The task
Check each line below for the word "xlabel", and copy those that have it.
START Dataset records
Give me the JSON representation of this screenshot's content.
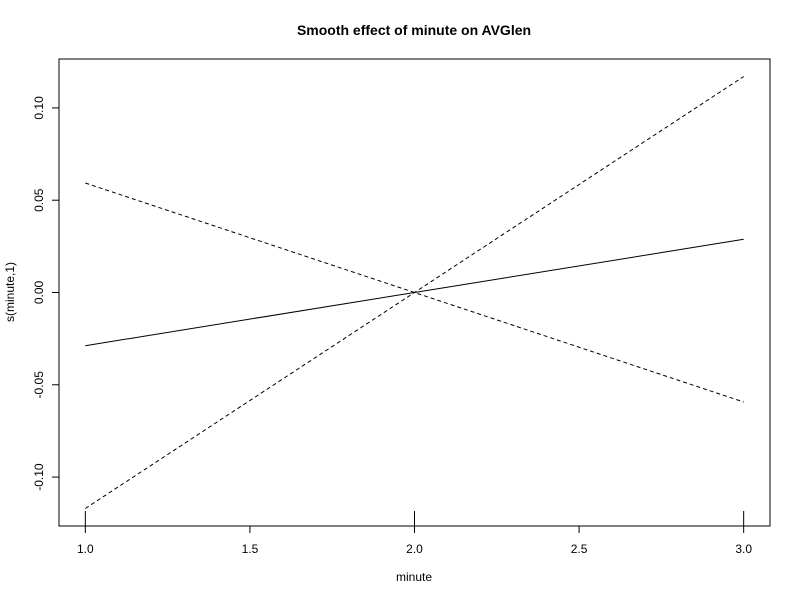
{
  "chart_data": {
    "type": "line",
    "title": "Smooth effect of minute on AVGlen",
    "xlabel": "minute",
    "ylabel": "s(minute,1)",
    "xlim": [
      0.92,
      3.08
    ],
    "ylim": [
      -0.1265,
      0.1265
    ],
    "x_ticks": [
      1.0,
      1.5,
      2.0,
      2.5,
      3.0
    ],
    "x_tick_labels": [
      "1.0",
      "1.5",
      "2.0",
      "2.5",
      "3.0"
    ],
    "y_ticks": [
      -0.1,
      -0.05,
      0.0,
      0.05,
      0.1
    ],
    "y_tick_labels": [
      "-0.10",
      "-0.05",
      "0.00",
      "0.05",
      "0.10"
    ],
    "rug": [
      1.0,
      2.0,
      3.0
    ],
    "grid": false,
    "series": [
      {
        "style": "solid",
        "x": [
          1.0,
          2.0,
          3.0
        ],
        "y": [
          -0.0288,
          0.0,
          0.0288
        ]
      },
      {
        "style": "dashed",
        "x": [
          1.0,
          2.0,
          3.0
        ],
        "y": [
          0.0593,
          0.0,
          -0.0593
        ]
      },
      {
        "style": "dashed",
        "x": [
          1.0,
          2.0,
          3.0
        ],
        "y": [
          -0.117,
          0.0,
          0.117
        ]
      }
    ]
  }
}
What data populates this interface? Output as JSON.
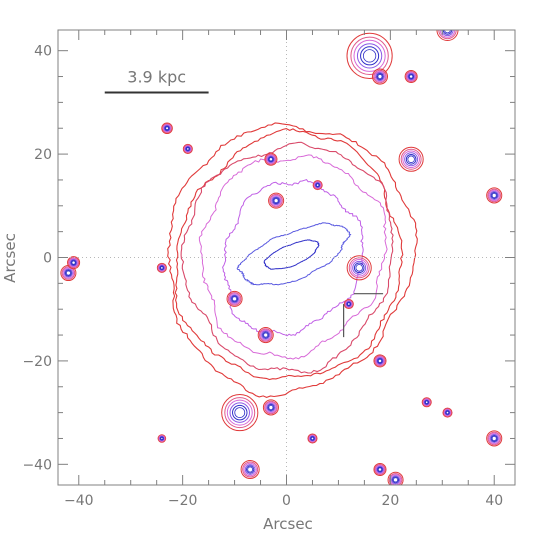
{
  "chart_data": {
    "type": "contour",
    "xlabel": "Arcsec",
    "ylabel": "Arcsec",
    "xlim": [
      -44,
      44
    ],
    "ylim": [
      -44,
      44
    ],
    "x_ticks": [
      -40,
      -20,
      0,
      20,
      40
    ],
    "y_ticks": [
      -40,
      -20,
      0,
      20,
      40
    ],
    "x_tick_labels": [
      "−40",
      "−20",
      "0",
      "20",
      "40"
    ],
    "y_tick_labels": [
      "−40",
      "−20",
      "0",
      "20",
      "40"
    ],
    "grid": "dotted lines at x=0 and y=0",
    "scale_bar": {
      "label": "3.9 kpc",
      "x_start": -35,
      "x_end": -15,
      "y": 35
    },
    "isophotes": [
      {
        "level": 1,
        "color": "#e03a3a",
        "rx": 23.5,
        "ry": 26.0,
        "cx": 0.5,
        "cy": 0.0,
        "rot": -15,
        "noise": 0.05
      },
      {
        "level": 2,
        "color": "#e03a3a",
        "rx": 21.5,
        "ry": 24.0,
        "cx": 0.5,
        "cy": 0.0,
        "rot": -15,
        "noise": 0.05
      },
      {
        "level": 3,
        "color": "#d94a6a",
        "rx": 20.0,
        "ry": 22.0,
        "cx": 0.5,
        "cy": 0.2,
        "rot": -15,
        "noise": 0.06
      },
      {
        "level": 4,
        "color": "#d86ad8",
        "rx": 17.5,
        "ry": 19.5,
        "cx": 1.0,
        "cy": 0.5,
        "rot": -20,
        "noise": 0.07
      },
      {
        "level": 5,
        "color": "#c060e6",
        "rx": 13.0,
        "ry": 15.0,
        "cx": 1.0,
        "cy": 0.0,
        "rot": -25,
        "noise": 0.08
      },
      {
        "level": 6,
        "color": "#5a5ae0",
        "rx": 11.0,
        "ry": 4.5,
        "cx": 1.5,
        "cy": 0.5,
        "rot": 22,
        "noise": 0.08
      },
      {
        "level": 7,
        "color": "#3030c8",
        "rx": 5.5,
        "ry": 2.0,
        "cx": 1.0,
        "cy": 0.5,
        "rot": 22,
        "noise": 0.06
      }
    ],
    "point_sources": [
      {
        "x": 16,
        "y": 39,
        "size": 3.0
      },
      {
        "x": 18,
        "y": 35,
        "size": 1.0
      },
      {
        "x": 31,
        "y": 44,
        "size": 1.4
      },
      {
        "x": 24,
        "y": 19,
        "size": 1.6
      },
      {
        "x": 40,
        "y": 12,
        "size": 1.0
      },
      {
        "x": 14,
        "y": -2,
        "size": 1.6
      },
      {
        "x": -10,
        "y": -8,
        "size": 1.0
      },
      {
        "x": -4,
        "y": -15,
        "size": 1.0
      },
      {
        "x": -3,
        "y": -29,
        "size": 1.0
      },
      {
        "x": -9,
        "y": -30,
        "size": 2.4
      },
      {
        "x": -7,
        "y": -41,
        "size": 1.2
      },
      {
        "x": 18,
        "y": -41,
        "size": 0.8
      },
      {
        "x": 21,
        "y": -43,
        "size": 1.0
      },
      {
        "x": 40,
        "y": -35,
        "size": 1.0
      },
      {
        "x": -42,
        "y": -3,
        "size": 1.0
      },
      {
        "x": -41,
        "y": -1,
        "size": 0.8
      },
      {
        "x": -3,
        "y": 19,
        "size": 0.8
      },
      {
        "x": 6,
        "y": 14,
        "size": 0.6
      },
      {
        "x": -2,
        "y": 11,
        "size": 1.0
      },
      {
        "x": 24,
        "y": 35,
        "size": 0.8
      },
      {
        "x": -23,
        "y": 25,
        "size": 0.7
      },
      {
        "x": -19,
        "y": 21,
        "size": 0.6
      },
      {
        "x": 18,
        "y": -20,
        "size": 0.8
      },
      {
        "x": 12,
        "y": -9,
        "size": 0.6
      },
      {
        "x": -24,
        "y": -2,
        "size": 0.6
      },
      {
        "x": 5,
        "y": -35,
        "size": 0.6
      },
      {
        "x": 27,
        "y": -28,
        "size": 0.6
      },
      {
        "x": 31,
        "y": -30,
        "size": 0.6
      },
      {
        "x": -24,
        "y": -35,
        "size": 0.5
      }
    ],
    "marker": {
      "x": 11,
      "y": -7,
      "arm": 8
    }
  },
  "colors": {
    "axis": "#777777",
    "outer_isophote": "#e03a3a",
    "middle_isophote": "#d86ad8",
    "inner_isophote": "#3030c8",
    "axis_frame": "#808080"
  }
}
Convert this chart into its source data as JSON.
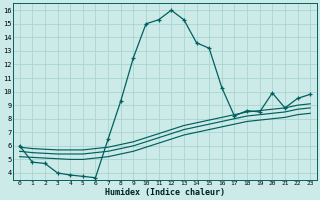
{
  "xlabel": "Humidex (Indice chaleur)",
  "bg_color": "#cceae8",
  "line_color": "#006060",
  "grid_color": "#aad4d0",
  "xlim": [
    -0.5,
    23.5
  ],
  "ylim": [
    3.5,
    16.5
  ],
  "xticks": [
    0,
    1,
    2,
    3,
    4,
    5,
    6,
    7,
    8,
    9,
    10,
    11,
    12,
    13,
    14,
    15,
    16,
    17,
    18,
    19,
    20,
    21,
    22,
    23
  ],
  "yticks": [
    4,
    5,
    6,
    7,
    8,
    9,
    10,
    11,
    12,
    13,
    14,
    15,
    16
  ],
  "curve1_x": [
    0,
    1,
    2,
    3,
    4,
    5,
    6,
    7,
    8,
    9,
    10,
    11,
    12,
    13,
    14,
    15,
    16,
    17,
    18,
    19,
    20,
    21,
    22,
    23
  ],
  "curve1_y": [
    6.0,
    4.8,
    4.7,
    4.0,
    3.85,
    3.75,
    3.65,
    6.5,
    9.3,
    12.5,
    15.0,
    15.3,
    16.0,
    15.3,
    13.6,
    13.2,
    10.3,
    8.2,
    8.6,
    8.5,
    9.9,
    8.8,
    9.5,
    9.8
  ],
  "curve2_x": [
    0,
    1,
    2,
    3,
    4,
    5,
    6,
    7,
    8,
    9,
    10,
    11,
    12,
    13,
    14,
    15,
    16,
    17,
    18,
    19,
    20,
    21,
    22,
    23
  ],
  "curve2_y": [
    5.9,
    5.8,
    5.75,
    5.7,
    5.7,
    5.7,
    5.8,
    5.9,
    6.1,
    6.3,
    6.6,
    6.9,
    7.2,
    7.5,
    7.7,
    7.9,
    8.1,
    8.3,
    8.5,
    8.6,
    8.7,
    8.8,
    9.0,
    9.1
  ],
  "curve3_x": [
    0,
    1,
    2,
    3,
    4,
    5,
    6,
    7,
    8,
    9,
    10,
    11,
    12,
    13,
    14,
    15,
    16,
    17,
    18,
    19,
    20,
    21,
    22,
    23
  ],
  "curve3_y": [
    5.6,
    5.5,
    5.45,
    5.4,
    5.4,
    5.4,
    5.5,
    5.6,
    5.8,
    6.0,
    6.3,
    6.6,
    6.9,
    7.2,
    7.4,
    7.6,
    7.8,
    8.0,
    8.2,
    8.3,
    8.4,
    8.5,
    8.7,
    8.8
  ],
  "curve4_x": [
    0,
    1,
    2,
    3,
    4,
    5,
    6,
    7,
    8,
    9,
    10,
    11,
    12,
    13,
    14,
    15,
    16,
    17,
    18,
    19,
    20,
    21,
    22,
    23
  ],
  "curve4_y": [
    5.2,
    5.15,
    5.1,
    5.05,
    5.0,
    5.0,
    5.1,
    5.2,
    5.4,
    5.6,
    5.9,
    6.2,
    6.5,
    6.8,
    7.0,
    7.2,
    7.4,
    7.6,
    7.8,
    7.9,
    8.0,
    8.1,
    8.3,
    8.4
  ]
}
END Dataset records
The answer
    "xlabel": "minute",
    "xlabel": "Arcsec",
  "xlabel": "Humidex (Indice chaleur)",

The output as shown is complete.